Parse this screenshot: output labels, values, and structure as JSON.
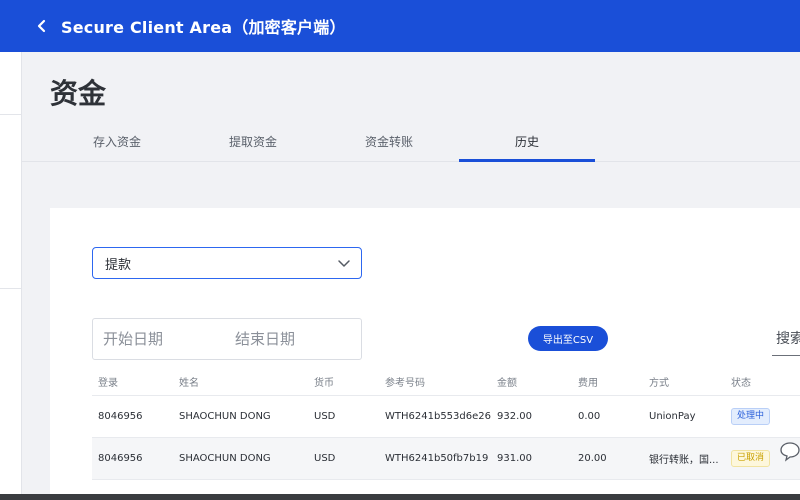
{
  "header": {
    "title": "Secure Client Area（加密客户端）"
  },
  "page": {
    "heading": "资金"
  },
  "tabs": [
    {
      "label": "存入资金",
      "active": false
    },
    {
      "label": "提取资金",
      "active": false
    },
    {
      "label": "资金转账",
      "active": false
    },
    {
      "label": "历史",
      "active": true
    }
  ],
  "filters": {
    "type_selected": "提款",
    "start_date_placeholder": "开始日期",
    "end_date_placeholder": "结束日期",
    "export_label": "导出至CSV",
    "search_placeholder": "搜索"
  },
  "table": {
    "columns": [
      "登录",
      "姓名",
      "货币",
      "参考号码",
      "金额",
      "费用",
      "方式",
      "状态"
    ],
    "rows": [
      {
        "login": "8046956",
        "name": "SHAOCHUN DONG",
        "currency": "USD",
        "reference": "WTH6241b553d6e26",
        "amount": "932.00",
        "fee": "0.00",
        "method": "UnionPay",
        "status": "处理中"
      },
      {
        "login": "8046956",
        "name": "SHAOCHUN DONG",
        "currency": "USD",
        "reference": "WTH6241b50fb7b19",
        "amount": "931.00",
        "fee": "20.00",
        "method": "银行转账，国...",
        "status": "已取消"
      }
    ]
  },
  "colors": {
    "brand_blue": "#1a4fd8",
    "background": "#f1f2f5",
    "status_processing": "#2a5fd9",
    "status_cancelled": "#c9a000"
  },
  "icons": {
    "back": "chevron-left-icon",
    "select_arrow": "chevron-down-icon",
    "chat": "chat-bubble-icon"
  }
}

### Brief
Write down only how many lines in the listing contain the word "chevron".

### Worked answer
2